### DO THIS:
Please carry forward the excerpt below about Karnazes and success, picking up after its final sentence.

The man whose name is now synonymous with Badwater has also had some spectacular successes. In 1996, he finished tenth in the race that had finished him the year before. Over the next 18 years, Karnazes ran, and finished, Badwater, never letting the race best him, and eventually winning the thing in 2004—the year dubbed by ultra-aficionados “the fastest Badwater ever.” In 2013, Karnazes earned his tenth finishers’ belt buckle—arguably his greatest accomplishment. We caught up with him to talk about what success means to him, as well as the virtues of failing spectacularly.
Success is whatever is extraordinary for you.
Whether it’s getting off the couch and running your first 10K, or a marathon, or finishing a 15-miler, you define your successes and accomplishments.
All humans have an instinct that drives a desire to be better and to succeed at some level.
When you succeed, you celebrate. When you fail, you reflect.

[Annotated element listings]

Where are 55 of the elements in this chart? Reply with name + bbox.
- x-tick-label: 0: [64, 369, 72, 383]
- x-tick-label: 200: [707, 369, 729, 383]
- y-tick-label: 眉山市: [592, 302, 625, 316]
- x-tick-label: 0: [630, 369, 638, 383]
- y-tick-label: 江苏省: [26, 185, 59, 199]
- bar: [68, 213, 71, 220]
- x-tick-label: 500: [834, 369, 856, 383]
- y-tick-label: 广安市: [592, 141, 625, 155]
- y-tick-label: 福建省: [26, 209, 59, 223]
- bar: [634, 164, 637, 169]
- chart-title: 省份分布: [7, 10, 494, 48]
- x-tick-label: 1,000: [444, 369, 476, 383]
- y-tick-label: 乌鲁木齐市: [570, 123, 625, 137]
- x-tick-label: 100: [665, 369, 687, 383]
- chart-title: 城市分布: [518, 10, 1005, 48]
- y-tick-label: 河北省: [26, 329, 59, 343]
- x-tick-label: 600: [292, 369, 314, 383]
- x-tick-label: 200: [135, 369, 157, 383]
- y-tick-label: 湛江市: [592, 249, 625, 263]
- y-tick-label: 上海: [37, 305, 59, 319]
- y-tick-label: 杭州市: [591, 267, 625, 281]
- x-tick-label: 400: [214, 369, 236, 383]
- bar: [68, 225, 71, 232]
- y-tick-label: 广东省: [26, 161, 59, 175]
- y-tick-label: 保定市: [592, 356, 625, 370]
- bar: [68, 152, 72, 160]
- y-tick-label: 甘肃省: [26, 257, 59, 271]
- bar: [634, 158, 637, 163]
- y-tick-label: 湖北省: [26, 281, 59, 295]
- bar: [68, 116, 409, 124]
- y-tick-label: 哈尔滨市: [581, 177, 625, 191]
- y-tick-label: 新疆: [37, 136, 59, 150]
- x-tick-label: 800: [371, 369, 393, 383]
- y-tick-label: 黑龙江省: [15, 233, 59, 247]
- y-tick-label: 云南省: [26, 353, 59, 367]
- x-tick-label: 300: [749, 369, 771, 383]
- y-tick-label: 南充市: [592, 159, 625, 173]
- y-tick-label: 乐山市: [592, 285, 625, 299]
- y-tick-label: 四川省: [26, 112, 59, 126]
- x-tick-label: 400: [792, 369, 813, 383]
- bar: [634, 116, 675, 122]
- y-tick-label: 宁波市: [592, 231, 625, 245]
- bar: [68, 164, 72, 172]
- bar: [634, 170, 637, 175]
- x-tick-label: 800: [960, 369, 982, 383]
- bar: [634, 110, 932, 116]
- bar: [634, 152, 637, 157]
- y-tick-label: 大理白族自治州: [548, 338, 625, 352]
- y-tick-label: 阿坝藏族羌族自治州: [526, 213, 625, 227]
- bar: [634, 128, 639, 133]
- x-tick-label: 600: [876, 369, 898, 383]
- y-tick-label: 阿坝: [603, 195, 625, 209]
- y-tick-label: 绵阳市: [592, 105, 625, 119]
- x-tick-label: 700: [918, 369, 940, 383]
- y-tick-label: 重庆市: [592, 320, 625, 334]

### RESPONSE:
There comes a time when you realize that there’s something to accomplish, and that you can accomplish it.
I think that the desire to achieve manifests itself in an individual, especially an athlete.
Fail boldly. The more you take on, the more you will fail. But the more fail, the more you will learn—and the more you will succeed.
You have to hate failing. If you don’t mind failing, you’re never going to succeed—there will be nothing there to make you want more.
Failing makes you see yourself as you truly are, and where you can take yourself.
It’s better to die on your feet than to live on your knees.